• AIM
Check each line below for the word "zijn", and copy those that have it.
———
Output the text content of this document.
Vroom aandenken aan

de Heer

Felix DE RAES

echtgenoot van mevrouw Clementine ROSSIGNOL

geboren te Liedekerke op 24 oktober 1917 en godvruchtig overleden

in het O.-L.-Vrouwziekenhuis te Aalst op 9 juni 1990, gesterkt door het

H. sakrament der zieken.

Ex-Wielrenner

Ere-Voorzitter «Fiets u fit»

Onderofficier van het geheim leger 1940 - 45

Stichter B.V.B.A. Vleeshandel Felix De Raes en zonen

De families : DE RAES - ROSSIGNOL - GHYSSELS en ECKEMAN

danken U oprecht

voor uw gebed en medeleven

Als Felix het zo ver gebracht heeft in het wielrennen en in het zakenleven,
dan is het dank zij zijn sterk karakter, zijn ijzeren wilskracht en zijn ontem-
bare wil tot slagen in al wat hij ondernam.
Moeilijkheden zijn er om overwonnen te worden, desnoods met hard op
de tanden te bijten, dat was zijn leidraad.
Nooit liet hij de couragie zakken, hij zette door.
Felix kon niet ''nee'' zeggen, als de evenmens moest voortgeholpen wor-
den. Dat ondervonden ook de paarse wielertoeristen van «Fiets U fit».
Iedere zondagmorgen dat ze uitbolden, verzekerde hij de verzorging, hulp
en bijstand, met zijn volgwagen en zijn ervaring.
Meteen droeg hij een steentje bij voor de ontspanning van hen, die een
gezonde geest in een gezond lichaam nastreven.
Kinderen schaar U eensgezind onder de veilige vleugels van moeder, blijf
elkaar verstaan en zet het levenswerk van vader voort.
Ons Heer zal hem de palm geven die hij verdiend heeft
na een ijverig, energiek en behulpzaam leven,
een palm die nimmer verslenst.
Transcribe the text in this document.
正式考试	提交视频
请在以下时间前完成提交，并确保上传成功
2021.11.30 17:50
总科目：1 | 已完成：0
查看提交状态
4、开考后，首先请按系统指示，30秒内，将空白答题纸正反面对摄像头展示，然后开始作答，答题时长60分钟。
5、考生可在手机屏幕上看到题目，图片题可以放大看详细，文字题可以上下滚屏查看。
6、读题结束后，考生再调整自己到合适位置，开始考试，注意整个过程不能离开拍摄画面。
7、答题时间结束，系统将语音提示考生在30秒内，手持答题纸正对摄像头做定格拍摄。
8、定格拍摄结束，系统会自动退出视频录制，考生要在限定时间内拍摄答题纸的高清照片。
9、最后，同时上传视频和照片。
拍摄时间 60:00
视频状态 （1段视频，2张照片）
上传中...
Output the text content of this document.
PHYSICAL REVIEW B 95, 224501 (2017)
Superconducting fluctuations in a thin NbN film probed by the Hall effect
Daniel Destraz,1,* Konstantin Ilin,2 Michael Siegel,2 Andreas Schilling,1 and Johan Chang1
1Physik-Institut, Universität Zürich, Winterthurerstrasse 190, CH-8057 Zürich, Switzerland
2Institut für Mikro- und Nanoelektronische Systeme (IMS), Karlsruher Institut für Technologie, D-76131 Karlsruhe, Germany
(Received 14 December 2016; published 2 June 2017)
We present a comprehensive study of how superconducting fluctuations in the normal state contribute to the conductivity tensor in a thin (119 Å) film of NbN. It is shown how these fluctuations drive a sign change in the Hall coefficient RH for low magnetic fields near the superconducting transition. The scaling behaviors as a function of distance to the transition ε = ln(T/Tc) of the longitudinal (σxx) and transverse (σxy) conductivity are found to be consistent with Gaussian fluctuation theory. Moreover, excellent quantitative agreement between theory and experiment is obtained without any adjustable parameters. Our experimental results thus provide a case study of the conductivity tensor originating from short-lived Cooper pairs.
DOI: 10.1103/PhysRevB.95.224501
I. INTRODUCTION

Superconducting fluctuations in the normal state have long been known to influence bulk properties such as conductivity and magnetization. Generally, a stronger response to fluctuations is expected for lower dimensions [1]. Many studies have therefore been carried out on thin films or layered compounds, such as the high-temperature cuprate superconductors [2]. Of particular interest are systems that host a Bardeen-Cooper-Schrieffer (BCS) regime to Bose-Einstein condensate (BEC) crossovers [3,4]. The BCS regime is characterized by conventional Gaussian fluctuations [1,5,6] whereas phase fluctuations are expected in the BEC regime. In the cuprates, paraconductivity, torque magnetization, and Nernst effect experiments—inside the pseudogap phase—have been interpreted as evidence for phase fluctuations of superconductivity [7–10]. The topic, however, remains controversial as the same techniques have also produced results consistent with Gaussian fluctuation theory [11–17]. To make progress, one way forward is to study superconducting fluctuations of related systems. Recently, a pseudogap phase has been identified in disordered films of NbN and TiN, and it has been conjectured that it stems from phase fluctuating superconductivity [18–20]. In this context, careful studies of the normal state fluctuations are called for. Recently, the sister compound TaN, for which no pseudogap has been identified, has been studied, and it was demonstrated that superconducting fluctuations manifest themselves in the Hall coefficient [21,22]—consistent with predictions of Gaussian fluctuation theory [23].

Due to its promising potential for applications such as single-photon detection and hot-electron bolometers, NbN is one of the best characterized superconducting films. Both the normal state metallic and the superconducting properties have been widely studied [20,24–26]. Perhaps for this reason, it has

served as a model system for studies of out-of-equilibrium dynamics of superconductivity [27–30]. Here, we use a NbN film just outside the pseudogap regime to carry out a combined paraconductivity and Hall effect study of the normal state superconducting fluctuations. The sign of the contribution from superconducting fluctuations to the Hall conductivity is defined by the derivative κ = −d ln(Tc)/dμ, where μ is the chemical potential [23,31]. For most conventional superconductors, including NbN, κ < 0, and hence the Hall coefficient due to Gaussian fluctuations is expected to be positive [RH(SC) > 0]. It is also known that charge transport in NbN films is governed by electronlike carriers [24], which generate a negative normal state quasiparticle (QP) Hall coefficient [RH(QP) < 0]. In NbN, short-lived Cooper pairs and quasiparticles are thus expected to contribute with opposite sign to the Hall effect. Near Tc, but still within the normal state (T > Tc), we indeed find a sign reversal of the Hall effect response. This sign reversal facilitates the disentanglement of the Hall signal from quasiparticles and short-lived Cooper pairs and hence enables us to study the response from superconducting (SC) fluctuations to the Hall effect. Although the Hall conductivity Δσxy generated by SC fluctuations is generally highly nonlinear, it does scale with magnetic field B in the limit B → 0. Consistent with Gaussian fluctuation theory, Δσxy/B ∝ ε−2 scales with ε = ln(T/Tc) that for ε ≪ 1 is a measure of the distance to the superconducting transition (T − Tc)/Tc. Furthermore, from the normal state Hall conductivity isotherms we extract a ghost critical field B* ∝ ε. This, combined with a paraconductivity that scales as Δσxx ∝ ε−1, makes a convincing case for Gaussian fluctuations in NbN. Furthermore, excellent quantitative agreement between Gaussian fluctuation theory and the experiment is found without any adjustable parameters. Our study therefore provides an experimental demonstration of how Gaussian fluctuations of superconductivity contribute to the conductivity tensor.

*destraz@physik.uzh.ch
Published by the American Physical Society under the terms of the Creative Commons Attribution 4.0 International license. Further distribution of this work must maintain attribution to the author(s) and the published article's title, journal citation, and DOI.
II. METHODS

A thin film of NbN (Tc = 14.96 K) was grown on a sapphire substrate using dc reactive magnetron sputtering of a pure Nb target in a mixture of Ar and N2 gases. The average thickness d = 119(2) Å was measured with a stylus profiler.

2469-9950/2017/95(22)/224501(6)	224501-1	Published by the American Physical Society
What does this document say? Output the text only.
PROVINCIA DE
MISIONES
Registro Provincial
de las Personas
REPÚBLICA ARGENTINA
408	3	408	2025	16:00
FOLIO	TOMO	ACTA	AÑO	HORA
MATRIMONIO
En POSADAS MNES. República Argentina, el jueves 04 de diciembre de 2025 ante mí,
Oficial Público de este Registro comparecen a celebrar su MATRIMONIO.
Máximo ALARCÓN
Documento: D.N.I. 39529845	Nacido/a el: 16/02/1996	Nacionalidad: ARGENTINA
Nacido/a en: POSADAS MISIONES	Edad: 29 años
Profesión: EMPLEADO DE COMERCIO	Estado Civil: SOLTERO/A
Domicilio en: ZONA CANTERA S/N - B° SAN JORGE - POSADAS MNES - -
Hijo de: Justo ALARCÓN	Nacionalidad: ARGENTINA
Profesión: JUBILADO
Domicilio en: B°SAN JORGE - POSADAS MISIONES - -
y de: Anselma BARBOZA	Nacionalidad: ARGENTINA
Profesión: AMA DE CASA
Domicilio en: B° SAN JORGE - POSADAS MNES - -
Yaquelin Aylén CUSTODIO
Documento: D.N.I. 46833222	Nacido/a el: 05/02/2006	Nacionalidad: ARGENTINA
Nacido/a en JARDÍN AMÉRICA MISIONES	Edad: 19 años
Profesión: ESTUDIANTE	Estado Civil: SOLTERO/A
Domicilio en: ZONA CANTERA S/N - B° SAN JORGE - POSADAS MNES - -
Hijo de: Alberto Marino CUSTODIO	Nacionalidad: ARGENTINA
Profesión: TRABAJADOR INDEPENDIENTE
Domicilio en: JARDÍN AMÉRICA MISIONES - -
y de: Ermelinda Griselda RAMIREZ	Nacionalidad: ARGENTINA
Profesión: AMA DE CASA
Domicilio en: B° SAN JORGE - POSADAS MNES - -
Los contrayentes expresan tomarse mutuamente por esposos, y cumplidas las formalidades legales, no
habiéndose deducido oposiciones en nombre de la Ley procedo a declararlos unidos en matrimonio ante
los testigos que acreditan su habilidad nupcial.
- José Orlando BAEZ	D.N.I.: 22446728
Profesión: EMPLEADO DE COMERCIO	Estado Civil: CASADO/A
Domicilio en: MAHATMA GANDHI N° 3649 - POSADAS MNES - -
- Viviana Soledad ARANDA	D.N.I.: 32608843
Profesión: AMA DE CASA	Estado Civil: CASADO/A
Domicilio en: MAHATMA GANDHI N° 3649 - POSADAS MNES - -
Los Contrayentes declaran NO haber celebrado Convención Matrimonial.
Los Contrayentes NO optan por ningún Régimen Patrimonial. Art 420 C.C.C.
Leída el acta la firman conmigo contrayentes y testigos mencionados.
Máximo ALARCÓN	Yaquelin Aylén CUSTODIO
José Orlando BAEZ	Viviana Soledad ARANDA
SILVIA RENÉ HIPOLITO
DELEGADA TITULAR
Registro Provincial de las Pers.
———
• THE COMPLETED TASK
dan is het dank zij zijn sterk karakter, zijn ijzeren wilskracht en zijn ontem-
Moeilijkheden zijn er om overwonnen te worden, desnoods met hard op
de tanden te bijten, dat was zijn leidraad.
en bijstand, met zijn volgwagen en zijn ervaring.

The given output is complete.